- **The exercise**: Lines containing the word "sendo" should be extracted in full.

★ ★ ★ ★ ★

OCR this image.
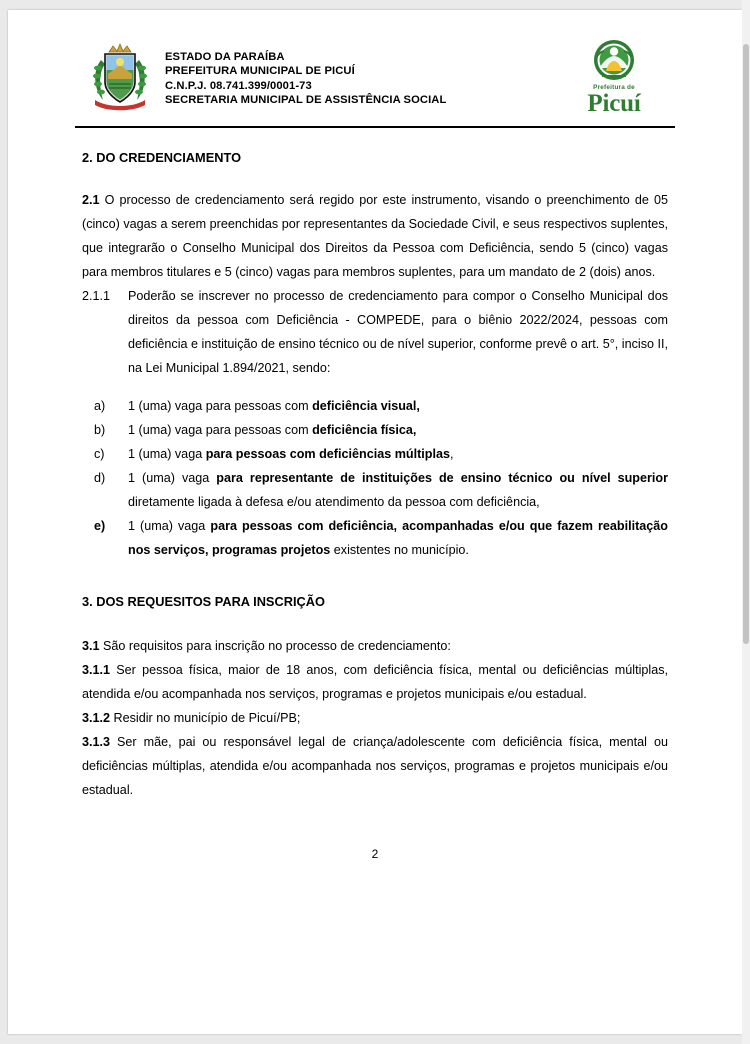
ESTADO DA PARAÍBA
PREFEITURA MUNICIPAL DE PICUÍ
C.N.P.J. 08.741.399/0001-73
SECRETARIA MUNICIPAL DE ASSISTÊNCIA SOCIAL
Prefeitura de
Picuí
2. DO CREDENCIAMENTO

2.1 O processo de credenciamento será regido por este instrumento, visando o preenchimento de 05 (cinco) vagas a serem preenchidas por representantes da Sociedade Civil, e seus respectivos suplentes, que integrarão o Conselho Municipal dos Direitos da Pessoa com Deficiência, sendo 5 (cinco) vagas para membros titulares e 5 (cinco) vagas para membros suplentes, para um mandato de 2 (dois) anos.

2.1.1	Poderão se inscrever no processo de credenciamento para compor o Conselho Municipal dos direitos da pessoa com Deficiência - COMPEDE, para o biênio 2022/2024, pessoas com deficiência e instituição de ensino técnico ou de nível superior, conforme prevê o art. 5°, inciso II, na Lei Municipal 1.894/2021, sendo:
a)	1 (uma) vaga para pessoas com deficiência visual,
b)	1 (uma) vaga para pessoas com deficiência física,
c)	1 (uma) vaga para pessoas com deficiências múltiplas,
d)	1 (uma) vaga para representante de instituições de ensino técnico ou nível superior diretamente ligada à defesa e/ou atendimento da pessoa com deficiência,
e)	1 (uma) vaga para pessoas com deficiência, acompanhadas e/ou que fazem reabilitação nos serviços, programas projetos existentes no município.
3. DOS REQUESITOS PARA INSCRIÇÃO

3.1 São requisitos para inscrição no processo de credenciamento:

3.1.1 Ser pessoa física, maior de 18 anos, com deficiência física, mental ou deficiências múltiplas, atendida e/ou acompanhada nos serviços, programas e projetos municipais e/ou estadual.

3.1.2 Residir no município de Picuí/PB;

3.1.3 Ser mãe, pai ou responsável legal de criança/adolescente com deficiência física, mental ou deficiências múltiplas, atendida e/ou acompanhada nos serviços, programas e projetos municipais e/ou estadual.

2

★ ★ ★ ★ ★

- **Task answer**:
2.1 O processo de credenciamento será regido por este instrumento, visando o preenchimento de 05 (cinco) vagas a serem preenchidas por representantes da Sociedade Civil, e seus respectivos suplentes, que integrarão o Conselho Municipal dos Direitos da Pessoa com Deficiência, sendo 5 (cinco) vagas para membros titulares e 5 (cinco) vagas para membros suplentes, para um mandato de 2 (dois) anos.
2.1.1	Poderão se inscrever no processo de credenciamento para compor o Conselho Municipal dos direitos da pessoa com Deficiência - COMPEDE, para o biênio 2022/2024, pessoas com deficiência e instituição de ensino técnico ou de nível superior, conforme prevê o art. 5°, inciso II, na Lei Municipal 1.894/2021, sendo:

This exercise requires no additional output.